WHAT IS BEING ASKED:
Using the material below, copy every line where "Promaude" appears.

═════ DATA FOR PROCESSING

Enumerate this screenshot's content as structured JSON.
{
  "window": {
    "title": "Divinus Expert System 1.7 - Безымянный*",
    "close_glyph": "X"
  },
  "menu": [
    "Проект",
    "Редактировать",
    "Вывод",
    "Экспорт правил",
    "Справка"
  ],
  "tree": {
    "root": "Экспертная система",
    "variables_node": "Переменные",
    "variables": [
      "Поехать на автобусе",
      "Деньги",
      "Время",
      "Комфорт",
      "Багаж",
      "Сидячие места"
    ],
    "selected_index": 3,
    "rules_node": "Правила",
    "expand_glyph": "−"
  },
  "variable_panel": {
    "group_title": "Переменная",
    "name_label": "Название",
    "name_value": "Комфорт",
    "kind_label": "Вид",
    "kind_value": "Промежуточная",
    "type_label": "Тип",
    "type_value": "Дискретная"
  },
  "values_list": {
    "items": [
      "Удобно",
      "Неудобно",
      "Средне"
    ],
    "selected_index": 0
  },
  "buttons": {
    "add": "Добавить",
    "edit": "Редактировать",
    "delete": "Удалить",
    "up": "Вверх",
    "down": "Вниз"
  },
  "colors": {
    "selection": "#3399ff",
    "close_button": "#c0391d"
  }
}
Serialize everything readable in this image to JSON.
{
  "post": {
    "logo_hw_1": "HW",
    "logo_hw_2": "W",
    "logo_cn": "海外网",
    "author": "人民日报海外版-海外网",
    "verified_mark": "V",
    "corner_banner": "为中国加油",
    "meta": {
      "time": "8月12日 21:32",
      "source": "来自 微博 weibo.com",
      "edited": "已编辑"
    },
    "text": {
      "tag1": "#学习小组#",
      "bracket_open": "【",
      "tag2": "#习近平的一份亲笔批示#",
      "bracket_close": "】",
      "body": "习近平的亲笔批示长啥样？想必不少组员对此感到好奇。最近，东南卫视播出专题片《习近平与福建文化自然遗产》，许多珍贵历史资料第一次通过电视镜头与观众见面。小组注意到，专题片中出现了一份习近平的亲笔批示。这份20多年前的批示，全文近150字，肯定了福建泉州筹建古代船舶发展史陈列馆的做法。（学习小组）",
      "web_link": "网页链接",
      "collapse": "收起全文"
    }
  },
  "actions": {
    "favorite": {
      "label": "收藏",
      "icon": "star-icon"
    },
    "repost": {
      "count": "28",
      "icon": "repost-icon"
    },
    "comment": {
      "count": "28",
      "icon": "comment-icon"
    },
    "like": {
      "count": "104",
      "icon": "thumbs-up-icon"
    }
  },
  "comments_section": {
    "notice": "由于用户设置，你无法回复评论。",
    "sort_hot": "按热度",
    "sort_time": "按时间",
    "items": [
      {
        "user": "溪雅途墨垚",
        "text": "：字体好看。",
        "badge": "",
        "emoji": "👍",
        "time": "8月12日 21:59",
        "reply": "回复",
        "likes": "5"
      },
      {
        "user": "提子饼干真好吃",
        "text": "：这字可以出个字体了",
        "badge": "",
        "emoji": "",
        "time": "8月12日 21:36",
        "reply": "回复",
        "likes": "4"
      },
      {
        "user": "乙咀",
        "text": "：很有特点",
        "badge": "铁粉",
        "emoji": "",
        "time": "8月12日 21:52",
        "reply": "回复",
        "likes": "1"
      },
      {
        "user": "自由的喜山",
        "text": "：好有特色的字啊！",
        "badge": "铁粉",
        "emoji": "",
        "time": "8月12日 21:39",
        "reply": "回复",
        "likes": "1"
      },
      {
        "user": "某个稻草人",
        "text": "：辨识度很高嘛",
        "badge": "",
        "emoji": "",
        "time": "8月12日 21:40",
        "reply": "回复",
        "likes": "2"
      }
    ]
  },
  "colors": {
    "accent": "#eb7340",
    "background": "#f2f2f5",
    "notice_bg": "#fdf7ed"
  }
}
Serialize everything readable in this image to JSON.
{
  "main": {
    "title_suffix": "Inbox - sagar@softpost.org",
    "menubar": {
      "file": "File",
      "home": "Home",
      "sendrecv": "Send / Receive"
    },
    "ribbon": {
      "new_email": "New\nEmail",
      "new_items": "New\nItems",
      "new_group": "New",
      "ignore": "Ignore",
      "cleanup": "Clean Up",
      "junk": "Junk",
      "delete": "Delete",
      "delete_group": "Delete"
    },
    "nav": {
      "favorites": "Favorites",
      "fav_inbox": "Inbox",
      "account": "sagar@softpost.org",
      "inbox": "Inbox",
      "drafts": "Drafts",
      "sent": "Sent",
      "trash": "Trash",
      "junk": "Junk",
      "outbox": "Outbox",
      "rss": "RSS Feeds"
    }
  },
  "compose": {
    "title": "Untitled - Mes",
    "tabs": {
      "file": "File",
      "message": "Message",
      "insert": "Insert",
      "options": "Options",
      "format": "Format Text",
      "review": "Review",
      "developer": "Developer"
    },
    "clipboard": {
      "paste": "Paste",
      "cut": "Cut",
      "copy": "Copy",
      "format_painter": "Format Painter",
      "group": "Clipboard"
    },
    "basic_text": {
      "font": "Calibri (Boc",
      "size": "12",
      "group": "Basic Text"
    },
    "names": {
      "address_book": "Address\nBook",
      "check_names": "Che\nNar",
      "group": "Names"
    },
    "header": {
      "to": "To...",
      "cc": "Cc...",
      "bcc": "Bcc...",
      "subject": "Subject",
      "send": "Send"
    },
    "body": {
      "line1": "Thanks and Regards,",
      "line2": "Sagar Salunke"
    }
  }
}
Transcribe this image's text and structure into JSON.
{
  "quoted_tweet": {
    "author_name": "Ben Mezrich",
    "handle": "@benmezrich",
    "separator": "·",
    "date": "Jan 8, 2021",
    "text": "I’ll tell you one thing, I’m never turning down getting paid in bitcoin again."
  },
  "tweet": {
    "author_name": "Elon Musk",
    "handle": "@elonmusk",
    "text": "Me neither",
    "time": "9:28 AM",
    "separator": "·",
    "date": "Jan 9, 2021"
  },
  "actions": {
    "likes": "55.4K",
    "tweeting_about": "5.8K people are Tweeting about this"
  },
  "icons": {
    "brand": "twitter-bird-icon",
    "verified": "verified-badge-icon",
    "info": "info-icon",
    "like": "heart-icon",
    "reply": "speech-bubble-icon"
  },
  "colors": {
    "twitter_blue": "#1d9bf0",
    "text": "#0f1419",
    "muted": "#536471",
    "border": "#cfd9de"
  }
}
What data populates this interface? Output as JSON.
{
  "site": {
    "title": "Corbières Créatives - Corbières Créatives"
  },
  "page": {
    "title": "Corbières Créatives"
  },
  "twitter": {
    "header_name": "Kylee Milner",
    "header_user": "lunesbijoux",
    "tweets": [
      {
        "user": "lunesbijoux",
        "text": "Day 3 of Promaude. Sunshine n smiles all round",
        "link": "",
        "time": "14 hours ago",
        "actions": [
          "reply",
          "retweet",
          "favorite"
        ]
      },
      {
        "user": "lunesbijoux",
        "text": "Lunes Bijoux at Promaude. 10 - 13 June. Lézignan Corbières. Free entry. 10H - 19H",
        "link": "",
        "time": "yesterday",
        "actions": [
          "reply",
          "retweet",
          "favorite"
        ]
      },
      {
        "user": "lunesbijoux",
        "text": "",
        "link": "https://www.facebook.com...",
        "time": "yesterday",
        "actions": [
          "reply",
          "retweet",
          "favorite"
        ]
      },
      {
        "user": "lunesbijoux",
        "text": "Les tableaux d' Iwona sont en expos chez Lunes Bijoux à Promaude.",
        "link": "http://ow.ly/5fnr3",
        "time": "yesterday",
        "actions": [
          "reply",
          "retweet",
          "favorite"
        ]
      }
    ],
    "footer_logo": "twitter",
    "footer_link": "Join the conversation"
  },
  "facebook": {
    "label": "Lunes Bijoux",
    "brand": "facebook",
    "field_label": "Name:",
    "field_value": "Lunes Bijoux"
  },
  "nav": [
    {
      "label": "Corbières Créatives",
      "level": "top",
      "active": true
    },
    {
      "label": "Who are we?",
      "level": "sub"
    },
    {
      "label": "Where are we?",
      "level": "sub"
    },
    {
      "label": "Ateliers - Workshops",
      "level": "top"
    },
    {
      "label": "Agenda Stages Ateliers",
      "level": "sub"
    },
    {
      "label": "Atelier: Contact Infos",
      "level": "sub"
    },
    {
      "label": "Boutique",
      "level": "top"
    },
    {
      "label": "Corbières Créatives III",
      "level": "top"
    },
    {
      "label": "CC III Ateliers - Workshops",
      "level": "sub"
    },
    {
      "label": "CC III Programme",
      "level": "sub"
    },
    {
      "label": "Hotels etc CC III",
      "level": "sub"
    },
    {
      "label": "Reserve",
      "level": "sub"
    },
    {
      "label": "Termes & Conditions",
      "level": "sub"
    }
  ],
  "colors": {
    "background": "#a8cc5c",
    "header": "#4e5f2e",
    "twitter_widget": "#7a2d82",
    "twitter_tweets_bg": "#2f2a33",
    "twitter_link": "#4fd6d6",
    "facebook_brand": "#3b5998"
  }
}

══════════

FINISHED EXERCISE:
        "text": "Day 3 of Promaude. Sunshine n smiles all round",
        "text": "Lunes Bijoux at Promaude. 10 - 13 June. Lézignan Corbières. Free entry. 10H - 19H",
        "text": "Les tableaux d' Iwona sont en expos chez Lunes Bijoux à Promaude.",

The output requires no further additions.